Dataset entries
- - -

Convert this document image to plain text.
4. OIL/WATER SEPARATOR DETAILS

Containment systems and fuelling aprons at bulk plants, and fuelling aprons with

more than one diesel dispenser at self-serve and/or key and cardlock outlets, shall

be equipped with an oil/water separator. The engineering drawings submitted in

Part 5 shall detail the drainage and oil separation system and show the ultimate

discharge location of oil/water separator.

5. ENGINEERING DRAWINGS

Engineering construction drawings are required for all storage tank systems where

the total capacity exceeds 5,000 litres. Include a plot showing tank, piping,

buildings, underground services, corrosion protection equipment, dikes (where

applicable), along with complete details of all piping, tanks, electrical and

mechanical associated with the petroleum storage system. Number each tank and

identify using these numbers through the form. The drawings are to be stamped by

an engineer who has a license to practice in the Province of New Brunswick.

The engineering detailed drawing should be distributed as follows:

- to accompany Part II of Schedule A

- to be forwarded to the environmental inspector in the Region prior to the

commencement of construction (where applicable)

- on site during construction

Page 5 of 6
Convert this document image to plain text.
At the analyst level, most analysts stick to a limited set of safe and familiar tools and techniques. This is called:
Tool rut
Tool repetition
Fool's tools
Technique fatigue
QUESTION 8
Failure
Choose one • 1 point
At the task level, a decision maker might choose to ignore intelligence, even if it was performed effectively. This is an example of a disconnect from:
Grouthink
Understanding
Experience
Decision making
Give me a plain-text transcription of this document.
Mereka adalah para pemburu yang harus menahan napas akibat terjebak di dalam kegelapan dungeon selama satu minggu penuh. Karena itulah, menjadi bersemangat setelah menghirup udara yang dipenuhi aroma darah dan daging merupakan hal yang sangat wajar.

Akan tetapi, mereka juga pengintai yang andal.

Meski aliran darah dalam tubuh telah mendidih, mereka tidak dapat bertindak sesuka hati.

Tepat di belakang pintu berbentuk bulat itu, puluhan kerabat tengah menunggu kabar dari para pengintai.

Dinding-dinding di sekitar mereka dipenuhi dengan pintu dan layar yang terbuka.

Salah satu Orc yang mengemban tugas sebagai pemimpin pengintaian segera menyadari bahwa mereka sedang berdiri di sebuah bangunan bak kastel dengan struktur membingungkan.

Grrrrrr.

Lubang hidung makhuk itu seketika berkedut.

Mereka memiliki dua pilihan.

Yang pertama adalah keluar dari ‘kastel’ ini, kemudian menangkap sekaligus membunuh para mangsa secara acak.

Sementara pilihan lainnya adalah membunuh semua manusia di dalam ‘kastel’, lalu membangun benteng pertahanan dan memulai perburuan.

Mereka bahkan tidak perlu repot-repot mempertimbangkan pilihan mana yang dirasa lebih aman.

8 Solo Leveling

- - -

Copy out every line of the data above, exactly as given.

Convert this document image to plain text.
4. OIL/WATER SEPARATOR DETAILS

Containment systems and fuelling aprons at bulk plants, and fuelling aprons with

more than one diesel dispenser at self-serve and/or key and cardlock outlets, shall

be equipped with an oil/water separator. The engineering drawings submitted in

Part 5 shall detail the drainage and oil separation system and show the ultimate

discharge location of oil/water separator.

5. ENGINEERING DRAWINGS

Engineering construction drawings are required for all storage tank systems where

the total capacity exceeds 5,000 litres. Include a plot showing tank, piping,

buildings, underground services, corrosion protection equipment, dikes (where

applicable), along with complete details of all piping, tanks, electrical and

mechanical associated with the petroleum storage system. Number each tank and

identify using these numbers through the form. The drawings are to be stamped by

an engineer who has a license to practice in the Province of New Brunswick.

The engineering detailed drawing should be distributed as follows:

- to accompany Part II of Schedule A

- to be forwarded to the environmental inspector in the Region prior to the

commencement of construction (where applicable)

- on site during construction

Page 5 of 6
Convert this document image to plain text.
At the analyst level, most analysts stick to a limited set of safe and familiar tools and techniques. This is called:
Tool rut
Tool repetition
Fool's tools
Technique fatigue
QUESTION 8
Failure
Choose one • 1 point
At the task level, a decision maker might choose to ignore intelligence, even if it was performed effectively. This is an example of a disconnect from:
Grouthink
Understanding
Experience
Decision making
Give me a plain-text transcription of this document.
Mereka adalah para pemburu yang harus menahan napas akibat terjebak di dalam kegelapan dungeon selama satu minggu penuh. Karena itulah, menjadi bersemangat setelah menghirup udara yang dipenuhi aroma darah dan daging merupakan hal yang sangat wajar.

Akan tetapi, mereka juga pengintai yang andal.

Meski aliran darah dalam tubuh telah mendidih, mereka tidak dapat bertindak sesuka hati.

Tepat di belakang pintu berbentuk bulat itu, puluhan kerabat tengah menunggu kabar dari para pengintai.

Dinding-dinding di sekitar mereka dipenuhi dengan pintu dan layar yang terbuka.

Salah satu Orc yang mengemban tugas sebagai pemimpin pengintaian segera menyadari bahwa mereka sedang berdiri di sebuah bangunan bak kastel dengan struktur membingungkan.

Grrrrrr.

Lubang hidung makhuk itu seketika berkedut.

Mereka memiliki dua pilihan.

Yang pertama adalah keluar dari ‘kastel’ ini, kemudian menangkap sekaligus membunuh para mangsa secara acak.

Sementara pilihan lainnya adalah membunuh semua manusia di dalam ‘kastel’, lalu membangun benteng pertahanan dan memulai perburuan.

Mereka bahkan tidak perlu repot-repot mempertimbangkan pilihan mana yang dirasa lebih aman.

8 Solo Leveling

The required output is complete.